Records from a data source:
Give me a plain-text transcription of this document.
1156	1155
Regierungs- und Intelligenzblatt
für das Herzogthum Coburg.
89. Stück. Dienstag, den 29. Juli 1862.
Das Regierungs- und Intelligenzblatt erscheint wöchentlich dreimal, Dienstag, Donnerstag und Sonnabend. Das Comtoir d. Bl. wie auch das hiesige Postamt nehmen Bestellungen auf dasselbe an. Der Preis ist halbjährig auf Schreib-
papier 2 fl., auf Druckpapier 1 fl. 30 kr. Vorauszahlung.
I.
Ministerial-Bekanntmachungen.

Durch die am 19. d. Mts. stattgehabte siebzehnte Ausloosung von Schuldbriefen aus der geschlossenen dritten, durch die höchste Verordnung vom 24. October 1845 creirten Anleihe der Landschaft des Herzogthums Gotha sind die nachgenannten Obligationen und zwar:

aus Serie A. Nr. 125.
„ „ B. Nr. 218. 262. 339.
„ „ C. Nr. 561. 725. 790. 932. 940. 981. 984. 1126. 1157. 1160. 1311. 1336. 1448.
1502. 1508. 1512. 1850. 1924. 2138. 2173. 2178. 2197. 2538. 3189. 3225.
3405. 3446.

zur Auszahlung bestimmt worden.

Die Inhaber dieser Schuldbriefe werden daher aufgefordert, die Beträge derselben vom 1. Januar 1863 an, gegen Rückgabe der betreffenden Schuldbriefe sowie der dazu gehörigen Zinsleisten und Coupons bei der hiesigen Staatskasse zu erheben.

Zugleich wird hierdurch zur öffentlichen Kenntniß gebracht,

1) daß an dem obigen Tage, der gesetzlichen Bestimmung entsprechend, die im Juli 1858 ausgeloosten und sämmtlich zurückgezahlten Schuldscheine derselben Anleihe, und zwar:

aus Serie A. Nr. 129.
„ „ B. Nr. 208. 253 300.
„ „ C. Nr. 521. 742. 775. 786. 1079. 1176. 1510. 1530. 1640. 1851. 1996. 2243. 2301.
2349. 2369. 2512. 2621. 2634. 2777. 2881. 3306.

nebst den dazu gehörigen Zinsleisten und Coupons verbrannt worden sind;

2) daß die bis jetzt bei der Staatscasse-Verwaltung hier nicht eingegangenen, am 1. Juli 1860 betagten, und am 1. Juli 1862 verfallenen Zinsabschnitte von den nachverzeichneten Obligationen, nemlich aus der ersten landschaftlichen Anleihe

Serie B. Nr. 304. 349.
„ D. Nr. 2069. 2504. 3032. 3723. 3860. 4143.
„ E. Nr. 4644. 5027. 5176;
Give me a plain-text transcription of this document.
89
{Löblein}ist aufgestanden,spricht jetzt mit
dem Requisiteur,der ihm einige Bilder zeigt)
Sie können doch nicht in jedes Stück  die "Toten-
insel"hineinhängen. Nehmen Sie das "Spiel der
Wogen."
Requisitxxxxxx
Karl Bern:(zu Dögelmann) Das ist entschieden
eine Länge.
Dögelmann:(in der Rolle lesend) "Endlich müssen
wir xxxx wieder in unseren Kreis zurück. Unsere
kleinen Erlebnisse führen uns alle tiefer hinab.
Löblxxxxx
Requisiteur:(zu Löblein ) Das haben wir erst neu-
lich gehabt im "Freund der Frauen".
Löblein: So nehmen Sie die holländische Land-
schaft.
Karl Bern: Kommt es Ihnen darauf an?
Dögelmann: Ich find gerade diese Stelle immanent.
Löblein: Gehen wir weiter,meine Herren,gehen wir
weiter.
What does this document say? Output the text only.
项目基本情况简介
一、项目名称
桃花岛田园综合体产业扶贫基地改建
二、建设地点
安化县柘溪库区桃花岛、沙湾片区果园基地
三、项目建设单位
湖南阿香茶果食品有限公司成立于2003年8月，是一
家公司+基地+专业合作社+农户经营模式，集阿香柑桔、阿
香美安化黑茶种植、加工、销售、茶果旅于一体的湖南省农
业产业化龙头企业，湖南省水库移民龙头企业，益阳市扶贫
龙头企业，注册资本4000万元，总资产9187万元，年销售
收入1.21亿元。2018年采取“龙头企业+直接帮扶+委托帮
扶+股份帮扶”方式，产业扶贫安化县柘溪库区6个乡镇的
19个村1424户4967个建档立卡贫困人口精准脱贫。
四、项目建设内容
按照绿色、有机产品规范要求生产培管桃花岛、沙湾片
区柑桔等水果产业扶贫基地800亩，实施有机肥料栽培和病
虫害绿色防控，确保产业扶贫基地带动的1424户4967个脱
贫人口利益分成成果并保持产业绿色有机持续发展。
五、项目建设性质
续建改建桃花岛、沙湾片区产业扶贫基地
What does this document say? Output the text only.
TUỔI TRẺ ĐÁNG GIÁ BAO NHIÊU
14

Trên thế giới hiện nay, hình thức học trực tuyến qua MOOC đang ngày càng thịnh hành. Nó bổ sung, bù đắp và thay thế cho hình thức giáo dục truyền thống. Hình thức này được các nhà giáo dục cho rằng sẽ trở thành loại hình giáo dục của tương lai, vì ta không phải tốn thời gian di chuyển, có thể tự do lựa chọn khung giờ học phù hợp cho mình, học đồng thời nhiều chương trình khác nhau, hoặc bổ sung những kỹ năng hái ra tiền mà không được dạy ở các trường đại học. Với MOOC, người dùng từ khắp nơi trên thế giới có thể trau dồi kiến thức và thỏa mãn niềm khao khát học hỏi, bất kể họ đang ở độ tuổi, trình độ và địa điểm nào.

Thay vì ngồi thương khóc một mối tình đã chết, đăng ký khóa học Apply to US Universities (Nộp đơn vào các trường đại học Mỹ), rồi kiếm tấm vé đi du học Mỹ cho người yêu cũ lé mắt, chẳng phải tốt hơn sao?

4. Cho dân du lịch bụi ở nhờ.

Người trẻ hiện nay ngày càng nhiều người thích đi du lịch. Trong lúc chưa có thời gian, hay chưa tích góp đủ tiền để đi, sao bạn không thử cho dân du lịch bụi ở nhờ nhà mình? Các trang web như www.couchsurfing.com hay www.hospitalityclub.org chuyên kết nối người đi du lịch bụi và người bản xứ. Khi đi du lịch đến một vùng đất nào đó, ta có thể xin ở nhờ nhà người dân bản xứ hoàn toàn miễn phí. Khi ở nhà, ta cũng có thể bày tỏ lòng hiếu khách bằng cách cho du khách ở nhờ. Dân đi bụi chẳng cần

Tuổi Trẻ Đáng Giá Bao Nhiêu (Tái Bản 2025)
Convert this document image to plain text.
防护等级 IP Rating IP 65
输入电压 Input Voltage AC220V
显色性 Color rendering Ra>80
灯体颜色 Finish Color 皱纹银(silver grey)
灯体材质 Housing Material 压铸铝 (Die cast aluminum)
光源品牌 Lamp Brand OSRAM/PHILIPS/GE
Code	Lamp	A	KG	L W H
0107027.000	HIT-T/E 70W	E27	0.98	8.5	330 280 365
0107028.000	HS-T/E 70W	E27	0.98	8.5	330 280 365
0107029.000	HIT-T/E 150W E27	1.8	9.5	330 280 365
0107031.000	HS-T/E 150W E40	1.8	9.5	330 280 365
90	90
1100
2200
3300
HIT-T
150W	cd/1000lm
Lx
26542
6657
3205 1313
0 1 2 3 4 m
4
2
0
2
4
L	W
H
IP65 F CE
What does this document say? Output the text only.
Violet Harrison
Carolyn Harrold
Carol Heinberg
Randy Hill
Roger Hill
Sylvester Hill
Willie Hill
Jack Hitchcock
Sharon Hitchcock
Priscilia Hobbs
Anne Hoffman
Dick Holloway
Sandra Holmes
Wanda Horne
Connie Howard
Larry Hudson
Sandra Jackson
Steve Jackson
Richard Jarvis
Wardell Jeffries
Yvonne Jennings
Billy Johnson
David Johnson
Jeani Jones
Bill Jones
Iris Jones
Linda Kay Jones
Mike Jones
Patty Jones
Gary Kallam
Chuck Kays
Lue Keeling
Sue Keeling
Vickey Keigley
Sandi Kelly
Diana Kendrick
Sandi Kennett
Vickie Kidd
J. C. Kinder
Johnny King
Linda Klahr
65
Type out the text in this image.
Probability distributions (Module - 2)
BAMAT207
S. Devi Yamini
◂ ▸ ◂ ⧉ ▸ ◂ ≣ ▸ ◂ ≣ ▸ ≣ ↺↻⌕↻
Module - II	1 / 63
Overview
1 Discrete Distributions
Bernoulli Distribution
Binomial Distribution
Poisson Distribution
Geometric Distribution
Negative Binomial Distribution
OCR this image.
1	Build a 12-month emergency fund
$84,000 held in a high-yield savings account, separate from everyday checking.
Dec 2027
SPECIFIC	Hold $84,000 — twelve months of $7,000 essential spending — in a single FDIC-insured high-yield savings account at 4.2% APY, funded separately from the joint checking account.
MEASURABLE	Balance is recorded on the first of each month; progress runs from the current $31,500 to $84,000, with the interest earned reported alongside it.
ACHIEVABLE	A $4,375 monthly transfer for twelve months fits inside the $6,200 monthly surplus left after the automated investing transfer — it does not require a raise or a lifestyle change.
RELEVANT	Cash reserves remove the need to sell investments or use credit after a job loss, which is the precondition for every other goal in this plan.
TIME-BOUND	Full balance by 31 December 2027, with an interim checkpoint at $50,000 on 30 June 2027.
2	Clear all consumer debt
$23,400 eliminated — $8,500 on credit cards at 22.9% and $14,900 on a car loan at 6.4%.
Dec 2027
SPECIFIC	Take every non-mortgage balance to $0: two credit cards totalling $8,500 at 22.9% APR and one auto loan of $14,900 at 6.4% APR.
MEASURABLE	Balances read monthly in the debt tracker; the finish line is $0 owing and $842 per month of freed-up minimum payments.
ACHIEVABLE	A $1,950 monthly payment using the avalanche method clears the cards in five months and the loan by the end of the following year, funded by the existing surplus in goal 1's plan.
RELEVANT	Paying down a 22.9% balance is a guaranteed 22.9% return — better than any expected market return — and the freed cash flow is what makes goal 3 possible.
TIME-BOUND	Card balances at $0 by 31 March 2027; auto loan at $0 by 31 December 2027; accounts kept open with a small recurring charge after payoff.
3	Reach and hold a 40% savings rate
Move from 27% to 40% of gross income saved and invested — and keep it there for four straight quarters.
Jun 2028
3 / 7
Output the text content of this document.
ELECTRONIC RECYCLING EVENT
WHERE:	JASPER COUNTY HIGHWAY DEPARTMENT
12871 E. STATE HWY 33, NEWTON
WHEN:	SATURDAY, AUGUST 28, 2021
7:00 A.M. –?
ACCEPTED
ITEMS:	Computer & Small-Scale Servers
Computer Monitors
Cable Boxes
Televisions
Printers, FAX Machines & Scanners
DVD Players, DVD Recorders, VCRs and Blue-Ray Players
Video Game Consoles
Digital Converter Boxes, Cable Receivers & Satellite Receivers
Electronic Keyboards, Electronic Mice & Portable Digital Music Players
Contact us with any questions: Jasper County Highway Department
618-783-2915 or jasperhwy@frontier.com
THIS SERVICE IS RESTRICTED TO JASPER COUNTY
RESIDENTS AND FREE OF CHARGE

=== Exercise requirements ===
Select the lines that carry the string "Module" and copy them.

=== Result ===
Probability distributions (Module - 2)
Module - II	1 / 63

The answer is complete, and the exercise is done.